### [WHAT IS BEING ASKED]
Search the data for the string "nfive" and extract every line where it appears.

________________________

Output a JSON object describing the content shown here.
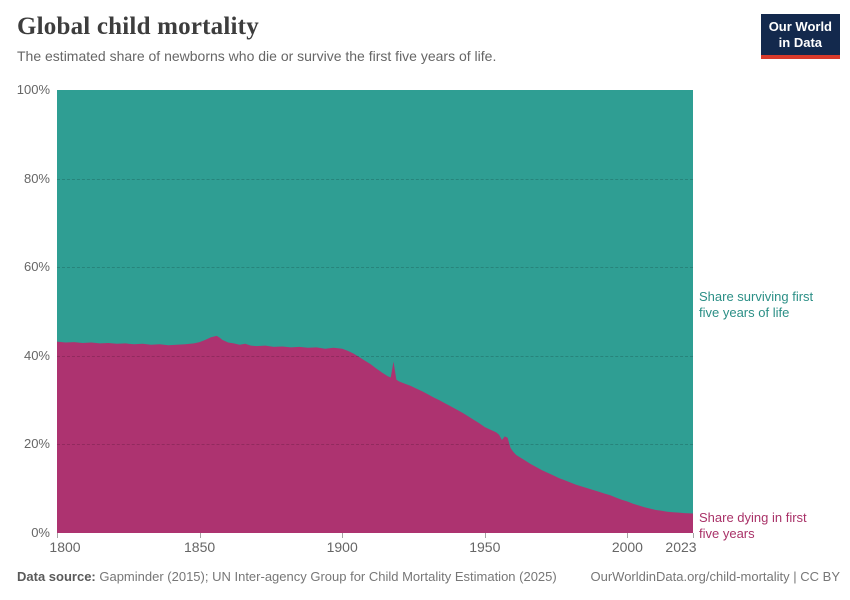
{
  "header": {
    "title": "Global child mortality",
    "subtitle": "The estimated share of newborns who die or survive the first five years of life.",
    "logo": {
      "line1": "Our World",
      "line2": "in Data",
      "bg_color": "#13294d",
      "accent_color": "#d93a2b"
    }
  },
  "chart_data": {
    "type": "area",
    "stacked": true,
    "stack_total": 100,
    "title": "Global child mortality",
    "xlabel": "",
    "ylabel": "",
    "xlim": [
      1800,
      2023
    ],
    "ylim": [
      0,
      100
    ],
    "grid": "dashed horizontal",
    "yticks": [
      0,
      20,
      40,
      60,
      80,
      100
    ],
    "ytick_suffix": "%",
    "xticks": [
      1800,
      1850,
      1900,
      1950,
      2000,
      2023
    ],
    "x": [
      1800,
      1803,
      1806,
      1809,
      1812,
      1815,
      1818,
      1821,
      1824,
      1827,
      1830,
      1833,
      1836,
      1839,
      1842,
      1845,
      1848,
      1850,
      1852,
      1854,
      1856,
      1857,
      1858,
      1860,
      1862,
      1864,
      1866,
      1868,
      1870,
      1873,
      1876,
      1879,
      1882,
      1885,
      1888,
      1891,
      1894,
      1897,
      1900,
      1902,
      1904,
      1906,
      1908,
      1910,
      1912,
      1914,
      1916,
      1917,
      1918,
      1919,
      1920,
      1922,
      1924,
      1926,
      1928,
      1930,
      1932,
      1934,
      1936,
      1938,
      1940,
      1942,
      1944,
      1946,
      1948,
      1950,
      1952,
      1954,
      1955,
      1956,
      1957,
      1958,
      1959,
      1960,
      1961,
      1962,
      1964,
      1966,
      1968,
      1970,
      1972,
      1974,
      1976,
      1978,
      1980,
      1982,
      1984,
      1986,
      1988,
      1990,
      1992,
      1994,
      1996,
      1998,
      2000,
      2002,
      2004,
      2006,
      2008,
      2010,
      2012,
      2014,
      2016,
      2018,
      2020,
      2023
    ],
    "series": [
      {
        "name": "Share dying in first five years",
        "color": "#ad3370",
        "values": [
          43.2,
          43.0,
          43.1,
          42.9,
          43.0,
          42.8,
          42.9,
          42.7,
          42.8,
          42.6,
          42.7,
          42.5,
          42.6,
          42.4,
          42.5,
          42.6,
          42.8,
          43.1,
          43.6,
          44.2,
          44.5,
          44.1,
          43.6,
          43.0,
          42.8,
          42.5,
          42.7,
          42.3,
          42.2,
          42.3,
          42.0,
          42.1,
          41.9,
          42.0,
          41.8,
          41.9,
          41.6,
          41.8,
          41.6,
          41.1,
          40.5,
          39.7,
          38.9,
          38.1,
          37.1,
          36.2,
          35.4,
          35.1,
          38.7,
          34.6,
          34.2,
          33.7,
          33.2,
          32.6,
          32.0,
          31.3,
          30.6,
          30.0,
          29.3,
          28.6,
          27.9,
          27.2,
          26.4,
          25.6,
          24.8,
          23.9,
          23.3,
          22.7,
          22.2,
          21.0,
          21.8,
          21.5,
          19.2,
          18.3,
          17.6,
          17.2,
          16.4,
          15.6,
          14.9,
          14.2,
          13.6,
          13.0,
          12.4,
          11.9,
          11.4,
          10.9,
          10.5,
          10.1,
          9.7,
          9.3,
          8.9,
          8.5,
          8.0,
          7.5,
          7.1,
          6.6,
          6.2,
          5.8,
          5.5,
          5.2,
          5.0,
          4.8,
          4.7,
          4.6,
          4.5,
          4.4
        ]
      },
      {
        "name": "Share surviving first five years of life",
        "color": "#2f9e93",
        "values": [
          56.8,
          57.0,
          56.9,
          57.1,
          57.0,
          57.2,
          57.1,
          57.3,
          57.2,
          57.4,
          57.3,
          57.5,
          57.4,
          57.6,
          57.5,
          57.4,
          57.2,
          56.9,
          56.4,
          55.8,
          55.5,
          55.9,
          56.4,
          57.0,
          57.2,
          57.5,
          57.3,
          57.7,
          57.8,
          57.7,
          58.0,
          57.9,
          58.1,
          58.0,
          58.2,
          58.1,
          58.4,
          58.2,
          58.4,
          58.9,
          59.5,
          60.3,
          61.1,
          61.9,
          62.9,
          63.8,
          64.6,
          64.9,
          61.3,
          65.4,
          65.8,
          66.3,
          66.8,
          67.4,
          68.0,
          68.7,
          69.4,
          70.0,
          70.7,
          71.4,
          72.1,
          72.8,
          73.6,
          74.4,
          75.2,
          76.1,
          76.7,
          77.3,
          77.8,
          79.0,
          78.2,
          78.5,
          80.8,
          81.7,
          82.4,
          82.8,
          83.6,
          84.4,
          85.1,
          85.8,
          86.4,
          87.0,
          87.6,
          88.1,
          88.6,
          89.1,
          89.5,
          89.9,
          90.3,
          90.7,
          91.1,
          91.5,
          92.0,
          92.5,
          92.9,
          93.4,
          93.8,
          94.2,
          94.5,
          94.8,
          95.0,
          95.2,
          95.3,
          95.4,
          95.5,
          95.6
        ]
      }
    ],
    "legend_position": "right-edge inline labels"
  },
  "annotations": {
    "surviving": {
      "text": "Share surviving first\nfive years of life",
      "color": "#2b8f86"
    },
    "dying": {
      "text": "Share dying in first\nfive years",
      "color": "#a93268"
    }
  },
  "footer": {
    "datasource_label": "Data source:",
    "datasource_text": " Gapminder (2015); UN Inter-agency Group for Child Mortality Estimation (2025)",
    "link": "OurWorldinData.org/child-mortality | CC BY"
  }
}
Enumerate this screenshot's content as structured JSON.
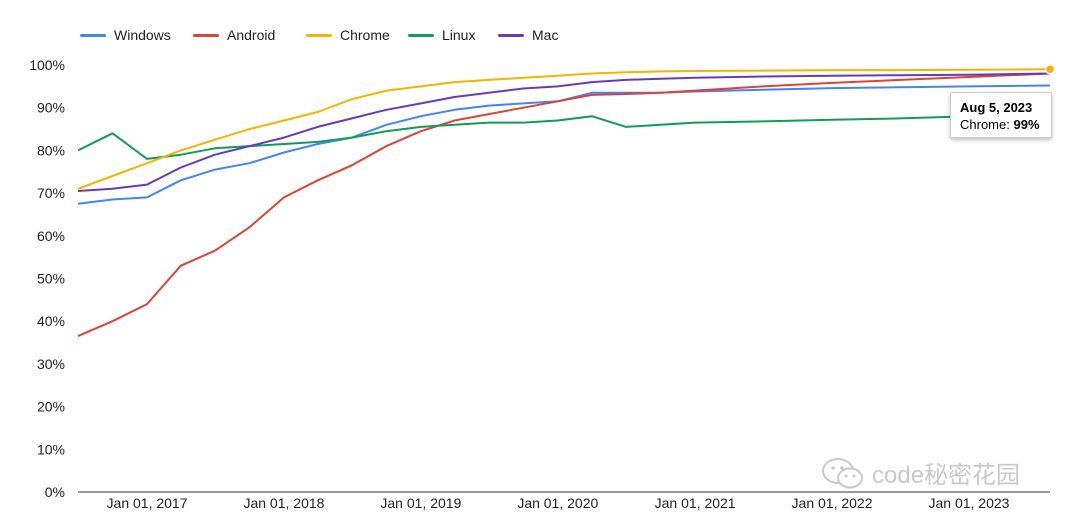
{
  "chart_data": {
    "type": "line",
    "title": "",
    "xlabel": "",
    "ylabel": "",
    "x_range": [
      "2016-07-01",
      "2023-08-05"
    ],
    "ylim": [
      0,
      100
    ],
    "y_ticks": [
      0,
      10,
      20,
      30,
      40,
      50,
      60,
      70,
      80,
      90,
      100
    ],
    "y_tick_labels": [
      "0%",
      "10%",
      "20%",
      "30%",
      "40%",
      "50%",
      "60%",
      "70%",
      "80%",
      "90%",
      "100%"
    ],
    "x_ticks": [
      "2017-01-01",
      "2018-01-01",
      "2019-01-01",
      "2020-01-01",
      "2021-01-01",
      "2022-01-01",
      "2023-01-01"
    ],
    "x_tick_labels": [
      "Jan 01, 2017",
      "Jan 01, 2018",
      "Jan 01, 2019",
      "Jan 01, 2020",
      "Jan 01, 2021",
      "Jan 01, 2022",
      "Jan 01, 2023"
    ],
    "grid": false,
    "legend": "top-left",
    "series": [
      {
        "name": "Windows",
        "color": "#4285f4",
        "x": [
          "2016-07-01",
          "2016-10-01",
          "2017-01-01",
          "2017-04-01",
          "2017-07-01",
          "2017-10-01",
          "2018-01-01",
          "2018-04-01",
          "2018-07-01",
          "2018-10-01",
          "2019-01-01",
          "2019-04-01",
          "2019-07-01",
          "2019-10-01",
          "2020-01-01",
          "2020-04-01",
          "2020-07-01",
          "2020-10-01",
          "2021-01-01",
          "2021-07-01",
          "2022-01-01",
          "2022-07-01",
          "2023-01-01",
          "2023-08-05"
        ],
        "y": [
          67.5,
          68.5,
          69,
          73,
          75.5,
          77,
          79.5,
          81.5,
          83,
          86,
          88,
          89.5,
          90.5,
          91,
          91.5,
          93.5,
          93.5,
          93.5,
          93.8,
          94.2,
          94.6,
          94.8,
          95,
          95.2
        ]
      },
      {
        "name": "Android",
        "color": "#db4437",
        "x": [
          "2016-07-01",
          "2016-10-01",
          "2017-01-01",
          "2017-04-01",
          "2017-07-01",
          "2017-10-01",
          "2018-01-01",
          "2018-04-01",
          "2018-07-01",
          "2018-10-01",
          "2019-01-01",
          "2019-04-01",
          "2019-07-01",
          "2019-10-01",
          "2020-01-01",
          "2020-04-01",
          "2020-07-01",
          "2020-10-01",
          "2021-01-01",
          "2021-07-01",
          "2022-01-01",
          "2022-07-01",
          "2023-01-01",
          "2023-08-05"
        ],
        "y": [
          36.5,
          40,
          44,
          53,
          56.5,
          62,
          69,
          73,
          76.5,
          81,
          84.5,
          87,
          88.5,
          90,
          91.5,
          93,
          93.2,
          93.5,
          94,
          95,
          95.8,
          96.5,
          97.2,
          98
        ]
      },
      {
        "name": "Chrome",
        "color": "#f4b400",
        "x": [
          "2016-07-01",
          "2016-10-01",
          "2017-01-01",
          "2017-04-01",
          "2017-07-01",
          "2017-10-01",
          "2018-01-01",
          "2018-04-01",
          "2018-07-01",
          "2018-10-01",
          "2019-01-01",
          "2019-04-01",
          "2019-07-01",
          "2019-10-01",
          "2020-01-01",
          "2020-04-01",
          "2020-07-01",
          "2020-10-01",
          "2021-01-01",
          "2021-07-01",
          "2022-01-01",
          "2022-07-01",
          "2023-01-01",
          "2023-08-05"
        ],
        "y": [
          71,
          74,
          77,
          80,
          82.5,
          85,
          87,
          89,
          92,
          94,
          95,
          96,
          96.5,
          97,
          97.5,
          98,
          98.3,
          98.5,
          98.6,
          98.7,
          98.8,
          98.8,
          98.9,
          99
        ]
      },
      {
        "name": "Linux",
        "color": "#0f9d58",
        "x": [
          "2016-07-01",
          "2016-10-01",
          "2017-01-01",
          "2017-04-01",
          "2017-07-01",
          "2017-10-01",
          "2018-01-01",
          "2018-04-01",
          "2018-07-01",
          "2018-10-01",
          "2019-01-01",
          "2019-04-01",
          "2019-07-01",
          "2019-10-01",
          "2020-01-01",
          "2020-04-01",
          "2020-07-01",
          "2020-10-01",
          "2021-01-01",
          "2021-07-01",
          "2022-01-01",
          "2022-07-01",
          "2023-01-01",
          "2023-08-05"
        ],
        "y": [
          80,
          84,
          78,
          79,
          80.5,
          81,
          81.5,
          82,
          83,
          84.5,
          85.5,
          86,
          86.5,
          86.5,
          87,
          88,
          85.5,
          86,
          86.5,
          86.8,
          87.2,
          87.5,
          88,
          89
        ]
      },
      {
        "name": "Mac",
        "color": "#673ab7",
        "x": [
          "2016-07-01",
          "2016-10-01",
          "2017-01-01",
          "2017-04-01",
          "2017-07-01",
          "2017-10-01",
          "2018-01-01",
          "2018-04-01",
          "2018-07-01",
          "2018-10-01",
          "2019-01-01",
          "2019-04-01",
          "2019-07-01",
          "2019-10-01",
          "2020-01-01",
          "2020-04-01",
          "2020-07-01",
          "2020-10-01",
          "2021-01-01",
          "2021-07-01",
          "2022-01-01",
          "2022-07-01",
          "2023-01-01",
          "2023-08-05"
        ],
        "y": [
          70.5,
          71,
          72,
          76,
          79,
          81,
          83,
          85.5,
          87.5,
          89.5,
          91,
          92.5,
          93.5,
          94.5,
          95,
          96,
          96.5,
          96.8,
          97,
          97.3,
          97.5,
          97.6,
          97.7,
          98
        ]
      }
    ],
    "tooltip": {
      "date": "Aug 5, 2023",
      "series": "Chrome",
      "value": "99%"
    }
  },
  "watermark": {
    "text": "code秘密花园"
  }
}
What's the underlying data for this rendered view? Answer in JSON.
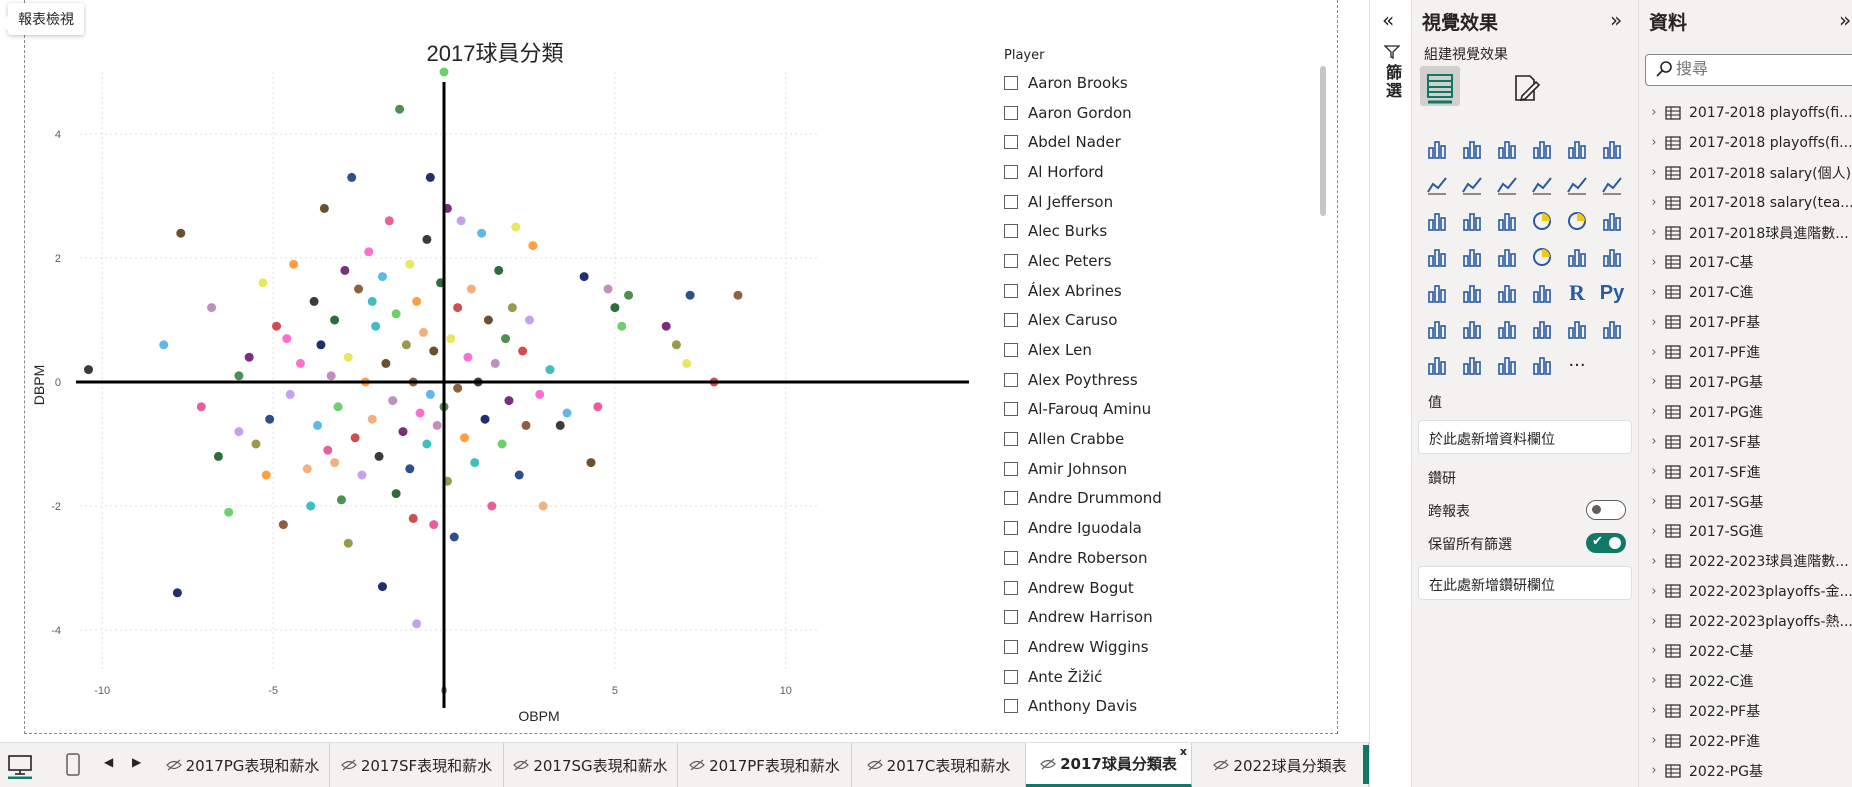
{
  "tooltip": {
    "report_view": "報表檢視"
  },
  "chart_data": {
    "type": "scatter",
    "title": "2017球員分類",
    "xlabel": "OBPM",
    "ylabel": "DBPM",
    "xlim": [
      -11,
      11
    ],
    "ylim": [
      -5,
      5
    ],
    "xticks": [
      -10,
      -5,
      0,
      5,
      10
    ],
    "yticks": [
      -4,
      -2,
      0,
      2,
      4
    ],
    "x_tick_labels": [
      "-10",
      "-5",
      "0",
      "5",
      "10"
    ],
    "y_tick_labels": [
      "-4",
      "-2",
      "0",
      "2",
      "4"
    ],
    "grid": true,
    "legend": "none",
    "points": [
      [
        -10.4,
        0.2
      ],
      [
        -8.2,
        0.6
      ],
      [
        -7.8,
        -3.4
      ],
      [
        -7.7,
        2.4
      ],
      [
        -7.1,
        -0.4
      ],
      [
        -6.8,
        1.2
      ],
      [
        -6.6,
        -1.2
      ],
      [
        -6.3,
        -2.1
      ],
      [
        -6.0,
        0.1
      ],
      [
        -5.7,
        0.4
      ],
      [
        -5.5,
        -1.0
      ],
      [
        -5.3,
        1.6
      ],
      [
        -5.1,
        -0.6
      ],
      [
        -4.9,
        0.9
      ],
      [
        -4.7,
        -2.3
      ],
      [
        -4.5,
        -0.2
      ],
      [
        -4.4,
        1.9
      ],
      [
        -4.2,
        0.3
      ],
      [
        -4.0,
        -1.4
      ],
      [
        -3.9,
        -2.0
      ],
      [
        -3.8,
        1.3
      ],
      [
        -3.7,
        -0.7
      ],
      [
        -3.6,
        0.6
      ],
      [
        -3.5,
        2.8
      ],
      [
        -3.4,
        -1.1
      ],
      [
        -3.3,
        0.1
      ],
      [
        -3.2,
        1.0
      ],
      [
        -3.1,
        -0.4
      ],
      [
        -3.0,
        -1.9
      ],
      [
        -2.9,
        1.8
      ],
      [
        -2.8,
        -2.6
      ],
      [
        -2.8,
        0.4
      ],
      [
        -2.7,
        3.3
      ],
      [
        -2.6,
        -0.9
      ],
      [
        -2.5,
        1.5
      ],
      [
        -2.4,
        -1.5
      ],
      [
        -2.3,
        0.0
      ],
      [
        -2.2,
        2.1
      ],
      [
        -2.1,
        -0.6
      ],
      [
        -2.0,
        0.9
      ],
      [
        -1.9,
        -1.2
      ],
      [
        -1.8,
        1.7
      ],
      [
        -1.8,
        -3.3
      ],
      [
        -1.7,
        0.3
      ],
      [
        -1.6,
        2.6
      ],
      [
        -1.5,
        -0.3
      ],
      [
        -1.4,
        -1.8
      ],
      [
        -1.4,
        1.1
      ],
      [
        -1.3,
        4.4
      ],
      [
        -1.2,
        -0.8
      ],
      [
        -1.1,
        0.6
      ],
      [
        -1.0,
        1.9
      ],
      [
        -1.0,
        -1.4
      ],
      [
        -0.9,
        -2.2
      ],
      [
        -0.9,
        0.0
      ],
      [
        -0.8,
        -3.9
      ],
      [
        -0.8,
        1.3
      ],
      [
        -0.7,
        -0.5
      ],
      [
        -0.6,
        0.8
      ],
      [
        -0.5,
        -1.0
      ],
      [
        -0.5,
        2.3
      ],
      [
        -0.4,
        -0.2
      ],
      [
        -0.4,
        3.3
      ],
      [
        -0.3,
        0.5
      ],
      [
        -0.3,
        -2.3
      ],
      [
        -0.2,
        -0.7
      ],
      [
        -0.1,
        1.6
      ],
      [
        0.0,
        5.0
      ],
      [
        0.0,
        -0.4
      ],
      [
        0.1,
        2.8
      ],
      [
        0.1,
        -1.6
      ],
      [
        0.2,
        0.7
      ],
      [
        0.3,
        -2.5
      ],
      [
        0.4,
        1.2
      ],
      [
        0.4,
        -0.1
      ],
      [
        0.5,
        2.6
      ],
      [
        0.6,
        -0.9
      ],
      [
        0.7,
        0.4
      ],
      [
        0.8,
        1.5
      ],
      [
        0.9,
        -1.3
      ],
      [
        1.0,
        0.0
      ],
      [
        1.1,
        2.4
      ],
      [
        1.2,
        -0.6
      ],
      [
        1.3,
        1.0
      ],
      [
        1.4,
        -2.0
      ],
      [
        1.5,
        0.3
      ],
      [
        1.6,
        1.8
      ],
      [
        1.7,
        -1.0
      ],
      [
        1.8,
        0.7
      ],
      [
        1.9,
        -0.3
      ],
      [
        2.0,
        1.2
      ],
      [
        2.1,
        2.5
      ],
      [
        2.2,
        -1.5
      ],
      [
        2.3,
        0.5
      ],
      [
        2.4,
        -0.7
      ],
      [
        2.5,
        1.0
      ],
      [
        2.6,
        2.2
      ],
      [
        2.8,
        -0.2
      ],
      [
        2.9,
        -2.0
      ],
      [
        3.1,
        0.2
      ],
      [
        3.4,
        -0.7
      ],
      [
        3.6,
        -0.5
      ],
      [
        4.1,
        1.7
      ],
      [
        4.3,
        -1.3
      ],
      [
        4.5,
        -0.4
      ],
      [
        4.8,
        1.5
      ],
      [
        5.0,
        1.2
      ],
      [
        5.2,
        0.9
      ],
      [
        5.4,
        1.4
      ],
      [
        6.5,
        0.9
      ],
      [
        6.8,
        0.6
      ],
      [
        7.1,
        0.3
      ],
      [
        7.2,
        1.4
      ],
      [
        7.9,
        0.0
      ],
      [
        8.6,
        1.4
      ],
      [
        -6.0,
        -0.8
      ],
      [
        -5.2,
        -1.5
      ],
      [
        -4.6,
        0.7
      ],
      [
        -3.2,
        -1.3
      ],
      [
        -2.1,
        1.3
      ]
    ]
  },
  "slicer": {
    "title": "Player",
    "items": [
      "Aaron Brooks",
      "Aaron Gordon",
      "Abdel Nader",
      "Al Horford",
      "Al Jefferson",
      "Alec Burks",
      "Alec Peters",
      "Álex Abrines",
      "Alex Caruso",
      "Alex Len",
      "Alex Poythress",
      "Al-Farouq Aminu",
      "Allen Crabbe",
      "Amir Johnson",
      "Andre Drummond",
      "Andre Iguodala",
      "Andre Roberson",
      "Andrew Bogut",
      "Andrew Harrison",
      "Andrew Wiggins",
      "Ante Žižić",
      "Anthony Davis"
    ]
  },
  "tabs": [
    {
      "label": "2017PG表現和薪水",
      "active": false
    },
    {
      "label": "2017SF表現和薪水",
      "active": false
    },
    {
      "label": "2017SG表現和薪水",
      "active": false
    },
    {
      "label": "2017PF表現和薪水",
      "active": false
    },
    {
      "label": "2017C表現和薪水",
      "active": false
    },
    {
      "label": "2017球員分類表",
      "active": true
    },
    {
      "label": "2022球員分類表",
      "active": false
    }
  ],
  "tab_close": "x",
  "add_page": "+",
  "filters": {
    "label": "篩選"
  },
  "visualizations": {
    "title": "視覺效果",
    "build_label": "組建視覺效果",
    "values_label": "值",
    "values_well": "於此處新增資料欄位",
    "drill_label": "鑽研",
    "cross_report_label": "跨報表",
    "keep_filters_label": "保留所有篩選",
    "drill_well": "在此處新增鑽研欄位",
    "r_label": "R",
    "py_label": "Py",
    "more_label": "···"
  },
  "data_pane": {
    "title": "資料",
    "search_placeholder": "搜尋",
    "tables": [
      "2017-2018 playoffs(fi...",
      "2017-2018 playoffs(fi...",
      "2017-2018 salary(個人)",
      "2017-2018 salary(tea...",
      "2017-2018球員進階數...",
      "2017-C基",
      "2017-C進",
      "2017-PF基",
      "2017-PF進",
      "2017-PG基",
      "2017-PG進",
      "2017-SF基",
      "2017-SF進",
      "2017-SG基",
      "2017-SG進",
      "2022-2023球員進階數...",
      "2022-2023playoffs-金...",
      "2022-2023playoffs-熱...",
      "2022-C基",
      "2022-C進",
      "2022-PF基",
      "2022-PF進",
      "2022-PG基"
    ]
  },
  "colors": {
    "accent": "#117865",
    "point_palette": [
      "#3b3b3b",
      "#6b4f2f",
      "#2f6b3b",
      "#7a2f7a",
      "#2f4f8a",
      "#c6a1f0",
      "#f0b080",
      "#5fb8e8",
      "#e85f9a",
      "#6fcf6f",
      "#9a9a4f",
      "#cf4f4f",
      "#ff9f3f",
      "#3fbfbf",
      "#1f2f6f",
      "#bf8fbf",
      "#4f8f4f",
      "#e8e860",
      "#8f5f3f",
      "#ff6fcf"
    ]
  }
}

________________________

### [SOLUTION TO THIS EXERCISE]
      "text": "Share surviving first\nfive years of life",
      "text": "Share dying in first\nfive years",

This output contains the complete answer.